%%

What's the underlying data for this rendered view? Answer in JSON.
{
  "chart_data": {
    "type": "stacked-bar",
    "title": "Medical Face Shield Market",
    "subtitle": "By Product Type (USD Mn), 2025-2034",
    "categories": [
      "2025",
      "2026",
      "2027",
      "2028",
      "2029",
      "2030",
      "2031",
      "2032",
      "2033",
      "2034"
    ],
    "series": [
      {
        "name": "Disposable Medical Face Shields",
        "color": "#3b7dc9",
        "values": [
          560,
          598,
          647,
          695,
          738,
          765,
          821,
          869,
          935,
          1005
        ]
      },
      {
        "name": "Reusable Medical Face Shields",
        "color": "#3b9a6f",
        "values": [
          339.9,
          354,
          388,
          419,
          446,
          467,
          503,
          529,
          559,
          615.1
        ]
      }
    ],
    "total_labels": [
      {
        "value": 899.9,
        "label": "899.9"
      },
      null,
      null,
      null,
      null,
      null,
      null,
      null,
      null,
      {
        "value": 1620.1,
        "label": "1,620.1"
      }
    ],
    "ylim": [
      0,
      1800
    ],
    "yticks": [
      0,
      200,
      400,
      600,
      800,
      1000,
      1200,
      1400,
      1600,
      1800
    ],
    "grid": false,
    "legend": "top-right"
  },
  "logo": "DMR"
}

%%

Of all the lines in the data above, state how many include "Medical". Say only the number.

→ **SOLUTION TO THIS EXERCISE**
3